WORK TO DO
Copy out all lines carrying the word "interaction".

EXERCISE INPUTS
--------------------------------------------------

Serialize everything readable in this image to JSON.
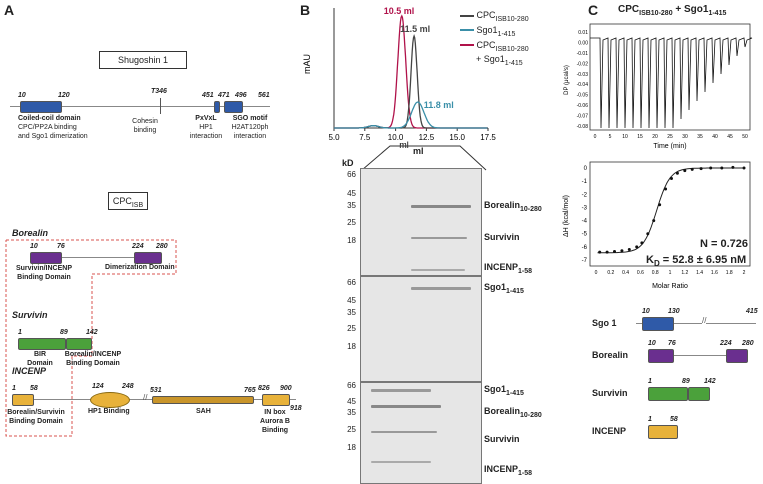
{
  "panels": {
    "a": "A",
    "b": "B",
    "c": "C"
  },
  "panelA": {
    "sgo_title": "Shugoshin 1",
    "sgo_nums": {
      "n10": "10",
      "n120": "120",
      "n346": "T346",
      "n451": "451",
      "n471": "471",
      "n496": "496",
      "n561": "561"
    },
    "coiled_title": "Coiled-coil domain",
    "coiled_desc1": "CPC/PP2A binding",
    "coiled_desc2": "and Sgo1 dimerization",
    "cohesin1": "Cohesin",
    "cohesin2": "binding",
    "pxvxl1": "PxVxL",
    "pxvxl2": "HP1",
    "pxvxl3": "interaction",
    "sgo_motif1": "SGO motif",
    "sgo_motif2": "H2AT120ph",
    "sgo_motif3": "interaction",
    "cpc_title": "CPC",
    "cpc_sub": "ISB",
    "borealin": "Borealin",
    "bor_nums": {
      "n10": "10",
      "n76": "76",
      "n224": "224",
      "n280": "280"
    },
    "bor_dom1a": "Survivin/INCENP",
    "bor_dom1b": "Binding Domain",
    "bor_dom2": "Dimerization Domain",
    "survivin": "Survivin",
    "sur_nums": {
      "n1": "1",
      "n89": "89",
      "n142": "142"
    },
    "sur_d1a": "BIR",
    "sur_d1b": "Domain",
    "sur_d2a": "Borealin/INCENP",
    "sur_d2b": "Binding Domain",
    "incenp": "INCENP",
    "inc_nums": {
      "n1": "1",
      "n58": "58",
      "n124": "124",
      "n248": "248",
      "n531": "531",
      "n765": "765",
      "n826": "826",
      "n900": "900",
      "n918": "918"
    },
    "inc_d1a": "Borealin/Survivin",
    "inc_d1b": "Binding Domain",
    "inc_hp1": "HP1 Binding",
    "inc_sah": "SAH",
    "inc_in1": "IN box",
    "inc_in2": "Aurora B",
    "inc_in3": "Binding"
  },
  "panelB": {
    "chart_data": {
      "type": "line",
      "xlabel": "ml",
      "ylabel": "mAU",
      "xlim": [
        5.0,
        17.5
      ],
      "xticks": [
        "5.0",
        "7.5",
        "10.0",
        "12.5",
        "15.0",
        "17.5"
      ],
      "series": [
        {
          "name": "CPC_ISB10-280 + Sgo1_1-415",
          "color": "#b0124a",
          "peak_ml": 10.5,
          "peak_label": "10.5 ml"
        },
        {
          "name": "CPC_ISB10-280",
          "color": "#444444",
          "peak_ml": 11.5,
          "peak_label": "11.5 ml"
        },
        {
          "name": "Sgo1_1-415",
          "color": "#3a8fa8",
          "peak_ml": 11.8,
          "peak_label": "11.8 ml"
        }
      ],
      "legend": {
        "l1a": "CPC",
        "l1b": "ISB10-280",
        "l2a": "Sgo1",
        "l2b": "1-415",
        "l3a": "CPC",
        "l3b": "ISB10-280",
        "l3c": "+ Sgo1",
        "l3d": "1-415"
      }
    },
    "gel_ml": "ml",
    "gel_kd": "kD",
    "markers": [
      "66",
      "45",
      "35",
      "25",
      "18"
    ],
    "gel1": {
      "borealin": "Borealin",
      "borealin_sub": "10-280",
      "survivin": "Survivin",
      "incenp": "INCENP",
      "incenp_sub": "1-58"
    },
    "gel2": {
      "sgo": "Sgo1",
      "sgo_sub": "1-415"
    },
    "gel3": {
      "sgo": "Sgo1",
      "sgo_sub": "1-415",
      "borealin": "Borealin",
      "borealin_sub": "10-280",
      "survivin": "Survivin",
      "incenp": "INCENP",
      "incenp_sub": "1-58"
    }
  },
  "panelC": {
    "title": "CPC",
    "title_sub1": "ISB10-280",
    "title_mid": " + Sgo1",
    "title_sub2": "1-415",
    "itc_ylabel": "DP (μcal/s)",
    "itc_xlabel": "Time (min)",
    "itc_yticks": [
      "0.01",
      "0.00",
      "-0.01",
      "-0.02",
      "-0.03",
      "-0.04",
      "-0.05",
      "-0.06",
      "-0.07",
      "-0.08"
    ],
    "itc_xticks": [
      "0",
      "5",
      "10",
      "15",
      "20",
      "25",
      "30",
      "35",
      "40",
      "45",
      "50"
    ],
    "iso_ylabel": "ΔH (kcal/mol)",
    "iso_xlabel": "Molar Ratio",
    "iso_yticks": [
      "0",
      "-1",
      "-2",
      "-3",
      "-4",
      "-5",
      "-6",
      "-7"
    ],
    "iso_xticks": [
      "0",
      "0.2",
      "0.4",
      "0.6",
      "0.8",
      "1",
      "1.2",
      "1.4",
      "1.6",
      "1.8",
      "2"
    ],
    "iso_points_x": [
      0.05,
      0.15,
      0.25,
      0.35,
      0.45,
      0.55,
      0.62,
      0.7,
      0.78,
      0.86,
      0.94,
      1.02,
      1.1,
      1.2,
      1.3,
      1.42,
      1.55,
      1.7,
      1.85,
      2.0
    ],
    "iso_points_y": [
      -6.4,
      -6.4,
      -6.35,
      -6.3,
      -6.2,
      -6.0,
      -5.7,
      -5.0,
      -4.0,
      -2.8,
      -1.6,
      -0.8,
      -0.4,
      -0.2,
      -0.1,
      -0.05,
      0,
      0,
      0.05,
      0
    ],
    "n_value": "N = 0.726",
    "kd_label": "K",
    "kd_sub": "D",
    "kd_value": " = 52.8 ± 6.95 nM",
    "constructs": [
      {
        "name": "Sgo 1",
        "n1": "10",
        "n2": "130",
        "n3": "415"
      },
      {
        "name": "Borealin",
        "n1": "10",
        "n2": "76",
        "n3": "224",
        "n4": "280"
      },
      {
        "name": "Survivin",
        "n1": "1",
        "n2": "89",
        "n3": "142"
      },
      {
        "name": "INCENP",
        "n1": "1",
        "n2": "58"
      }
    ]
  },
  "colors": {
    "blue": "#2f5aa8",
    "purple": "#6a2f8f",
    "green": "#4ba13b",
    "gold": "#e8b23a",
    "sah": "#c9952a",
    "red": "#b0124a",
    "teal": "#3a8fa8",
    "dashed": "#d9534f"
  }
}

--------------------------------------------------

PROBLEM SOLUTION
    "pxvxl3": "interaction",
    "sgo_motif3": "interaction",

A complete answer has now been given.